I started Diane Mott Davidson's popular Goldie the Caterer series,and have always enjoyed the lightness of them, but, her newest one, Crunch Time, sets Goldie out on a much different story, one that I just decided to read no further. Maybe on a book on tape in the car,but I closed the book and reached for another.

Has a favorite author you enjoy, strayed from what she/he does best? At least in your mind...


----------



## MariaESchneider (Aug 1, 2009)

Oh yes.  And it can be really hard to skip a book and come back to them.  I loved the early Evanovich books, but they got sillier and sillier.  I sometimes wish she had stopped about book 8.  The newer ones are fine, but not something I can't wait to read.

Sometimes it's just a one-off and the books return to the good stuff.  I think it's hard for an author to keep writing the same character over and over.  Marcia Mullner is another author I used to LOVE...but stopped reading quite some time ago.  Maybe I outgrew the storyline.  Or maybe she did!


----------



## Plotspider (Mar 15, 2011)

trip said:


> I started Diane Mott Davidson's popular Goldie the Caterer series,and have always enjoyed the lightness of them, but, her newest one, Crunch Time, sets Goldie out on a much different story, one that I just decided to read no further. Maybe on a book on tape in the car,but I closed the book and reached for anioher.
> 
> Has a favorite author you enjoy strayed from what she3 does best? At least in your mind...


While I really enjoy Patrick Rothfuss' Kingkiller chronicles, in the second book, it does seem to get a little lost on occasion. The book goes for months at a time in weird directions. Not only this, but he seems to occasionally throw in conflicts to the extent where they get tedious (the reader goes: oh, here we go again). Otherwise, they're alright.


----------



## karenk105 (Jul 7, 2011)

I used to love the Regency romances by an author named Barbara Metzger. They were very light-hearted and witty. (Snowdrops and Scandalbroth comes to mind) But when she started writing commericial-length novels, and they were so serious. Her tone had completely changed.


----------



## ljcharles (Jul 6, 2011)

I'm with you on this.


MariaESchneider said:


> Oh yes. And it can be really hard to skip a book and come back to them. I loved the early Evanovich books, but they got sillier and sillier. I sometimes wish she had stopped about book 8. The newer ones are fine, but not something I can't wait to read.


The last really good JE was #12, in my opinion. I understand this #17 is supposed to be more like the "old" Janet, but I haven't read it yet. Too pricey for a Kindle download.

This happened to me with one other author that I loved. She wrote a fantastic mystery series, light, entertaining, very fun stories, and then put out a hard cover that was stuffy and moved very slowly. I was so disappointed that I only made it through the first page, and then chucked it into the Goodwill bag.

* **Extracted material**:
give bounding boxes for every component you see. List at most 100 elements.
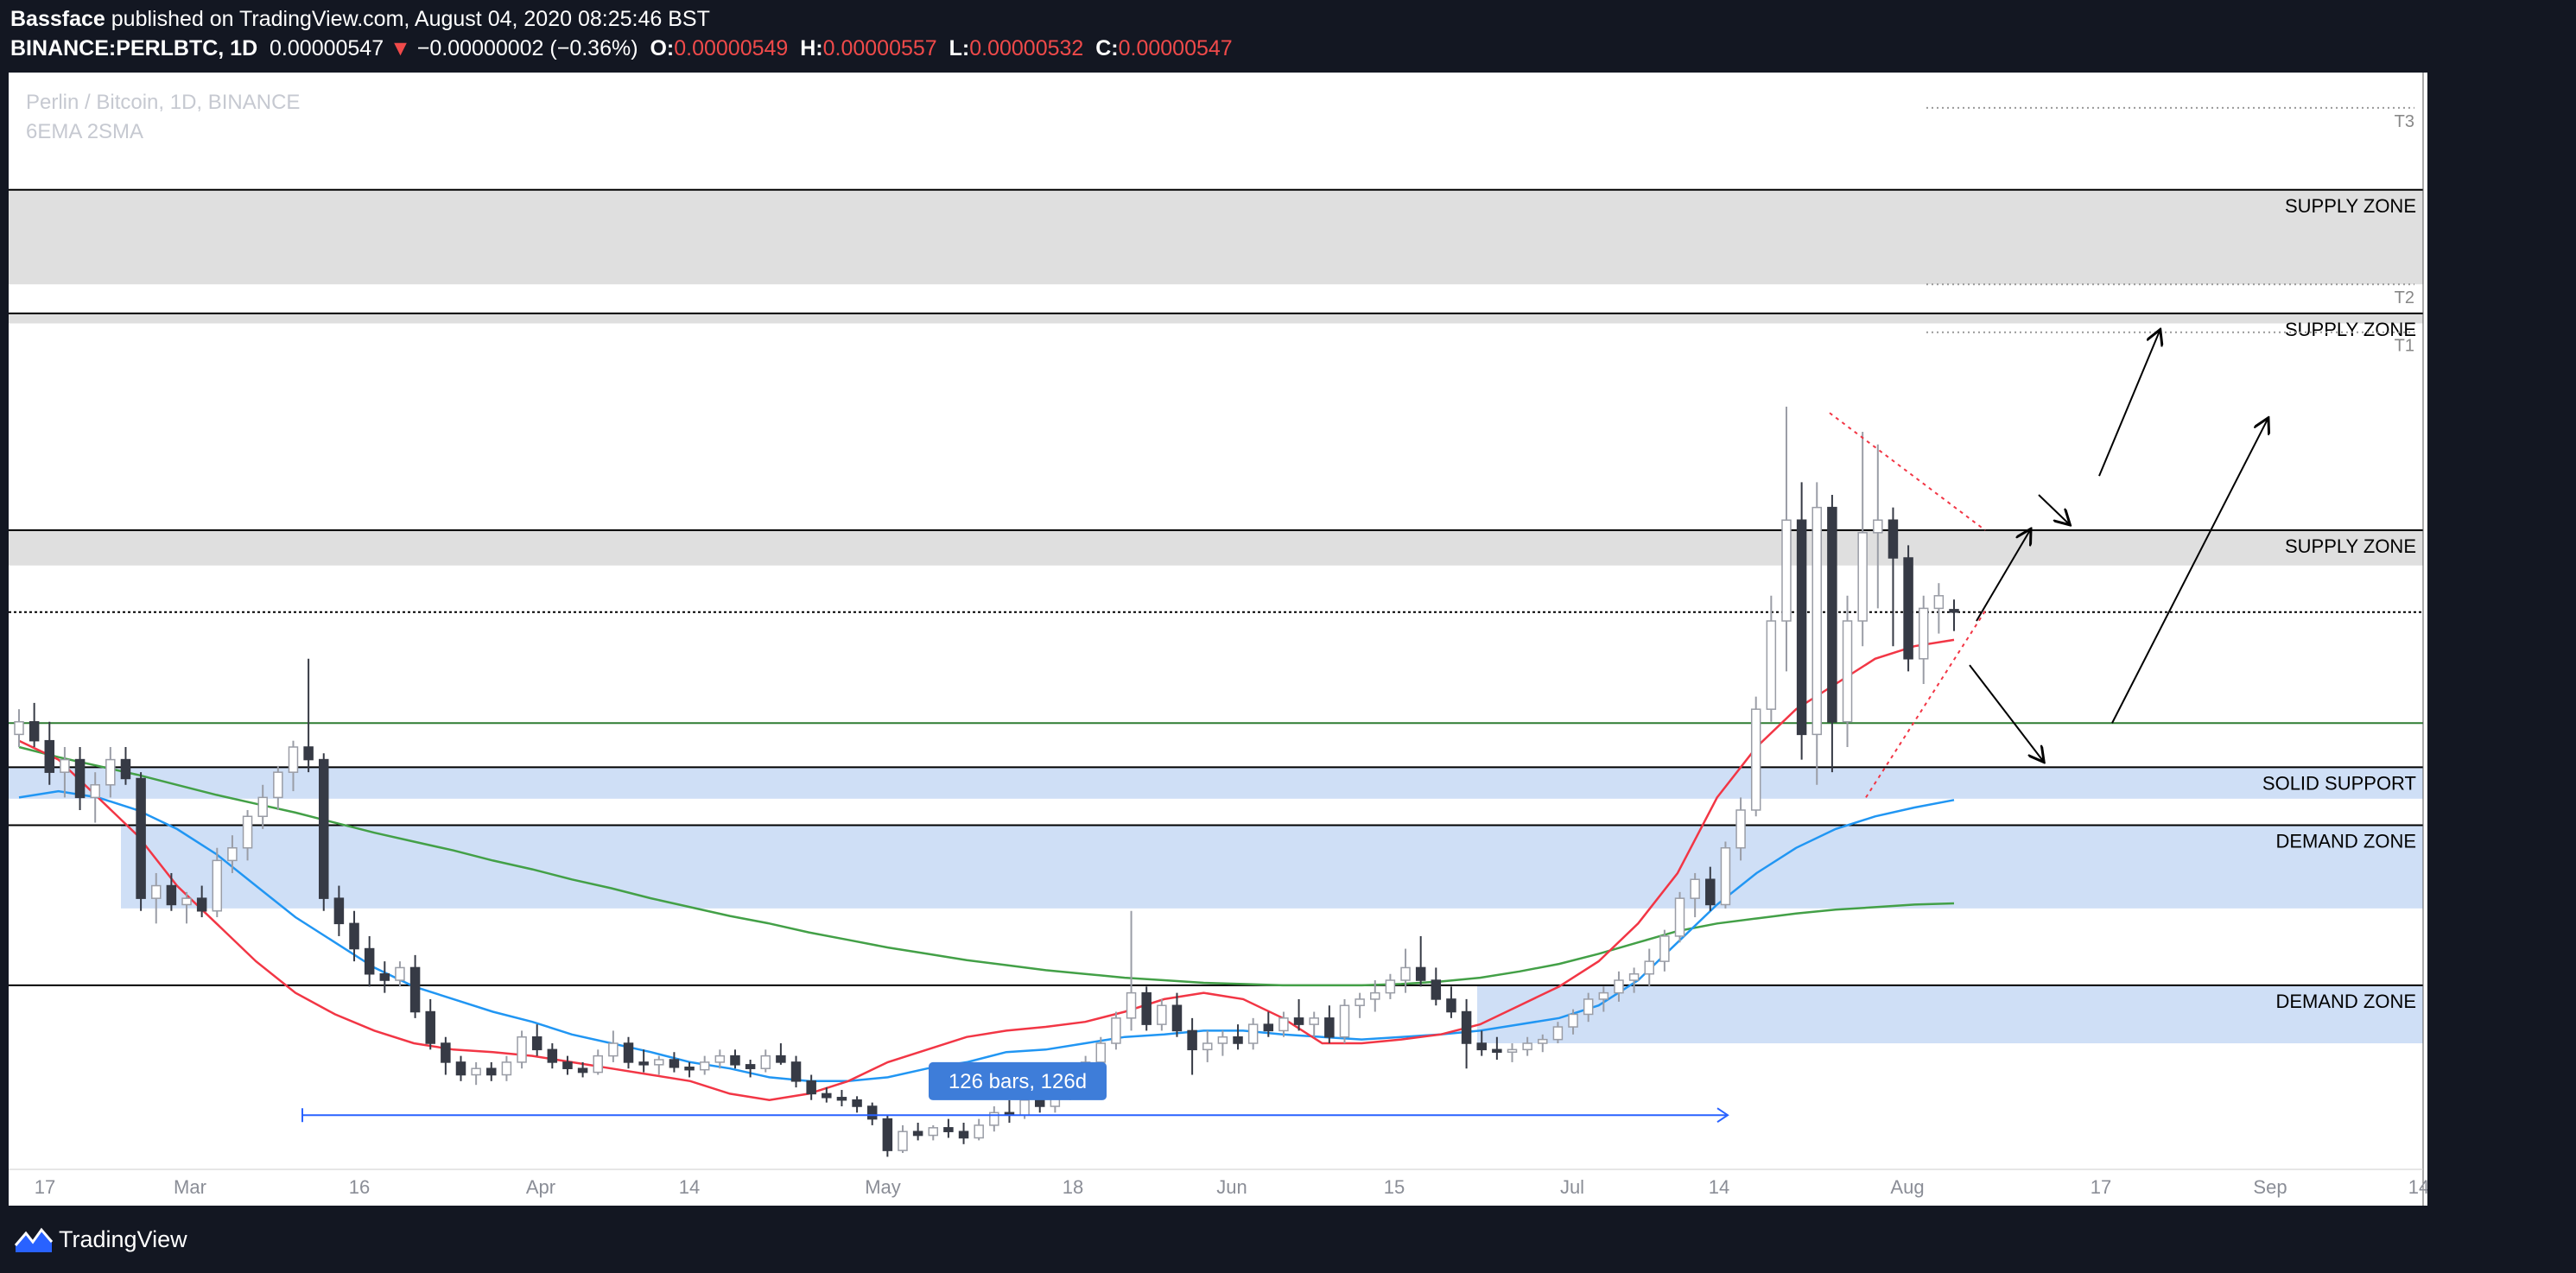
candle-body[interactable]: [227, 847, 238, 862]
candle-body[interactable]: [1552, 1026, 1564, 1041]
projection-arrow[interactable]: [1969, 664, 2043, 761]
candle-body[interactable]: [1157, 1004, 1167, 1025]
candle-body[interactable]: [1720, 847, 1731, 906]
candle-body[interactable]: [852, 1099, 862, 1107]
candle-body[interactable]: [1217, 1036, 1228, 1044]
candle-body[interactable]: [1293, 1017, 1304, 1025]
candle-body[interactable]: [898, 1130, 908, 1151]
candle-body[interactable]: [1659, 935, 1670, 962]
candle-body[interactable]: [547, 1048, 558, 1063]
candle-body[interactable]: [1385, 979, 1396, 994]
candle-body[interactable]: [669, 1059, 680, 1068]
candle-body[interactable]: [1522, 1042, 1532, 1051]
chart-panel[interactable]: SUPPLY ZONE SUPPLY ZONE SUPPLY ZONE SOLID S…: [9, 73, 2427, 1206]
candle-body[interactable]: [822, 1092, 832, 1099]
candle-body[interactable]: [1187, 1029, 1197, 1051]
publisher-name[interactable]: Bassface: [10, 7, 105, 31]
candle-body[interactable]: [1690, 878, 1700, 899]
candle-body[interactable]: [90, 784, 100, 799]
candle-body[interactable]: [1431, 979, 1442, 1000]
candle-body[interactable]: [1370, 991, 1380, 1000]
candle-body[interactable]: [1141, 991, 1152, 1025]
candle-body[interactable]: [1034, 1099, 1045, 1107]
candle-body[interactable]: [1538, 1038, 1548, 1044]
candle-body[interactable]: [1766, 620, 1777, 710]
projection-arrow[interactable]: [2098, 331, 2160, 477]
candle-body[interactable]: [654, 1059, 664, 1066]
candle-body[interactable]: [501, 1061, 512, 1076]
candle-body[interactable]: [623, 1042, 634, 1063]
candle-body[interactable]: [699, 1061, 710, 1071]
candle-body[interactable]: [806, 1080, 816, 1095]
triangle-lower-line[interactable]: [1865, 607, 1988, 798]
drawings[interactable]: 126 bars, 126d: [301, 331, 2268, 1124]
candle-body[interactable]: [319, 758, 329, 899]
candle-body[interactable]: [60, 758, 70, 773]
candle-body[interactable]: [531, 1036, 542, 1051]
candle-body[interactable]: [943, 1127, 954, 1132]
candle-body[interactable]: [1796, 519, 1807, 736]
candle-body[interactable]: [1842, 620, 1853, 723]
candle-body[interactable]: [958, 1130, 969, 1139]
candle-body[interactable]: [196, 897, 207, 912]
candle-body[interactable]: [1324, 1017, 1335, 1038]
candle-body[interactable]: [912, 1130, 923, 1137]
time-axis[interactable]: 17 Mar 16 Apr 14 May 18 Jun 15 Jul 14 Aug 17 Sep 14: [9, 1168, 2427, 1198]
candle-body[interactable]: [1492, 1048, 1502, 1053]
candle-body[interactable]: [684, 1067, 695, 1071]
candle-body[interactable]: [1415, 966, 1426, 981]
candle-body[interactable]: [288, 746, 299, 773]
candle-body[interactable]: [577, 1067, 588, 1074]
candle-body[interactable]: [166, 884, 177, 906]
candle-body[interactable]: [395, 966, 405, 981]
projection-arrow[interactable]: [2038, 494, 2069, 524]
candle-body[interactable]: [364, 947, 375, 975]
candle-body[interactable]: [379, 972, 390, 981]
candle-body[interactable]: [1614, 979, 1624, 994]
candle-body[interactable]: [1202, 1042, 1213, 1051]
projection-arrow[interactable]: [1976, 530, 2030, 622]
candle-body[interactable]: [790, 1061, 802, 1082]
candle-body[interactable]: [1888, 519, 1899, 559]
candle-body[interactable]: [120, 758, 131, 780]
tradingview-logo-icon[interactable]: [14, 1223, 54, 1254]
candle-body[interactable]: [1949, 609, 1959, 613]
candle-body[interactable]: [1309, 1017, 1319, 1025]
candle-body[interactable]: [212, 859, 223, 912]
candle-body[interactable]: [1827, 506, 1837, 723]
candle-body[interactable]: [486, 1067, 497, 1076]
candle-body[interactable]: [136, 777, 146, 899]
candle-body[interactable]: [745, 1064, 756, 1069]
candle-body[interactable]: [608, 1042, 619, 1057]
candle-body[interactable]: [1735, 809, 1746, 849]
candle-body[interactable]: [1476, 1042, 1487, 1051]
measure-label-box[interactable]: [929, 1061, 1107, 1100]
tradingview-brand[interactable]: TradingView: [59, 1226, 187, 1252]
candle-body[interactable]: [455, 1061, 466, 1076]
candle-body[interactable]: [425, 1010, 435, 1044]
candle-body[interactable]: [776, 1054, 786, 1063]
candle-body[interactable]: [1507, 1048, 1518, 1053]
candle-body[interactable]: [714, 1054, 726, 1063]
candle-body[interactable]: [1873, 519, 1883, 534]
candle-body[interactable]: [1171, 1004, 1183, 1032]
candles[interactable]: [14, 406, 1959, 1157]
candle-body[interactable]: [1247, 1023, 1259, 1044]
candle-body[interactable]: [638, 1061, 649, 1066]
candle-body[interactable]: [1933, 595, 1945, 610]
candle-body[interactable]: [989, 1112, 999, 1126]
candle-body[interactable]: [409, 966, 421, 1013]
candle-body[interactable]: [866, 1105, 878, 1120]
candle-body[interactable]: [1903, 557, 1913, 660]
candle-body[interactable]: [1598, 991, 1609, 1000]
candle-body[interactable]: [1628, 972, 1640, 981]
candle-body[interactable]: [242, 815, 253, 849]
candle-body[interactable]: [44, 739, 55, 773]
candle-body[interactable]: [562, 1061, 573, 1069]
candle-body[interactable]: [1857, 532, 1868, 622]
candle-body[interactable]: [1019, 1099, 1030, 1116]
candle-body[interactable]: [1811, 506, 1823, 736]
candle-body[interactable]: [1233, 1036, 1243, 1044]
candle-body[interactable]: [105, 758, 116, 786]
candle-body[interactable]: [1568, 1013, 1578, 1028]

* **Work required**: Decide whether each statement agrees with the forum thread, and support each yes or no with the words that decide it, quoted from the thread. (a) MariaESchneider wishes the Evanovich books had ended around book 8. (b) karenk105 says Barbara Metzger kept the same tone in her commercial-length novels. (c) ljcharles has already read #17. The rows aren't needed for this.

* **Task result**:
(a) Yes: "I sometimes wish she had stopped about book 8."
(b) No: "Her tone had completely changed."
(c) No: "but I haven't read it yet."